> _SET EXERCISE_: Without the pictures, return each record as it appears.

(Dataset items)
----

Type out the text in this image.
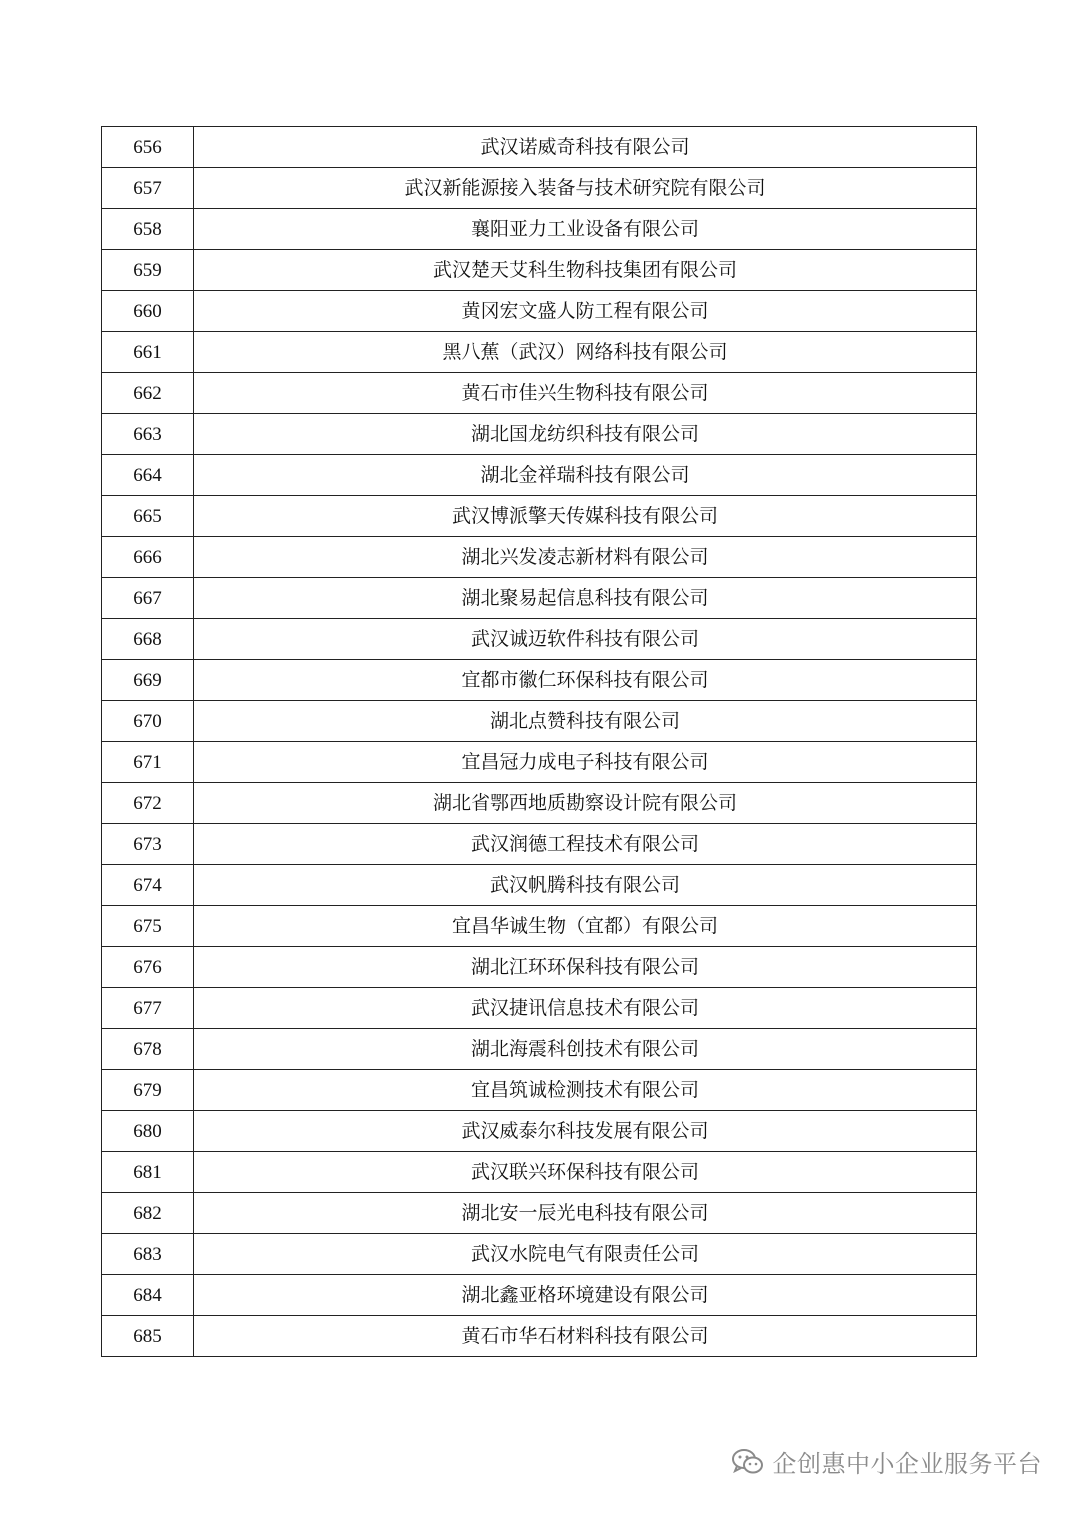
656	武汉诺威奇科技有限公司
657	武汉新能源接入装备与技术研究院有限公司
658	襄阳亚力工业设备有限公司
659	武汉楚天艾科生物科技集团有限公司
660	黄冈宏文盛人防工程有限公司
661	黑八蕉（武汉）网络科技有限公司
662	黄石市佳兴生物科技有限公司
663	湖北国龙纺织科技有限公司
664	湖北金祥瑞科技有限公司
665	武汉博派擎天传媒科技有限公司
666	湖北兴发凌志新材料有限公司
667	湖北聚易起信息科技有限公司
668	武汉诚迈软件科技有限公司
669	宜都市徽仁环保科技有限公司
670	湖北点赞科技有限公司
671	宜昌冠力成电子科技有限公司
672	湖北省鄂西地质勘察设计院有限公司
673	武汉润德工程技术有限公司
674	武汉帆腾科技有限公司
675	宜昌华诚生物（宜都）有限公司
676	湖北江环环保科技有限公司
677	武汉捷讯信息技术有限公司
678	湖北海震科创技术有限公司
679	宜昌筑诚检测技术有限公司
680	武汉威泰尔科技发展有限公司
681	武汉联兴环保科技有限公司
682	湖北安一辰光电科技有限公司
683	武汉水院电气有限责任公司
684	湖北鑫亚格环境建设有限公司
685	黄石市华石材料科技有限公司
企创惠中小企业服务平台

----

> _TASK RESULT_:
Type out the text in this image.
656	武汉诺威奇科技有限公司
657	武汉新能源接入装备与技术研究院有限公司
658	襄阳亚力工业设备有限公司
659	武汉楚天艾科生物科技集团有限公司
660	黄冈宏文盛人防工程有限公司
661	黑八蕉（武汉）网络科技有限公司
662	黄石市佳兴生物科技有限公司
663	湖北国龙纺织科技有限公司
664	湖北金祥瑞科技有限公司
665	武汉博派擎天传媒科技有限公司
666	湖北兴发凌志新材料有限公司
667	湖北聚易起信息科技有限公司
668	武汉诚迈软件科技有限公司
669	宜都市徽仁环保科技有限公司
670	湖北点赞科技有限公司
671	宜昌冠力成电子科技有限公司
672	湖北省鄂西地质勘察设计院有限公司
673	武汉润德工程技术有限公司
674	武汉帆腾科技有限公司
675	宜昌华诚生物（宜都）有限公司
676	湖北江环环保科技有限公司
677	武汉捷讯信息技术有限公司
678	湖北海震科创技术有限公司
679	宜昌筑诚检测技术有限公司
680	武汉威泰尔科技发展有限公司
681	武汉联兴环保科技有限公司
682	湖北安一辰光电科技有限公司
683	武汉水院电气有限责任公司
684	湖北鑫亚格环境建设有限公司
685	黄石市华石材料科技有限公司
企创惠中小企业服务平台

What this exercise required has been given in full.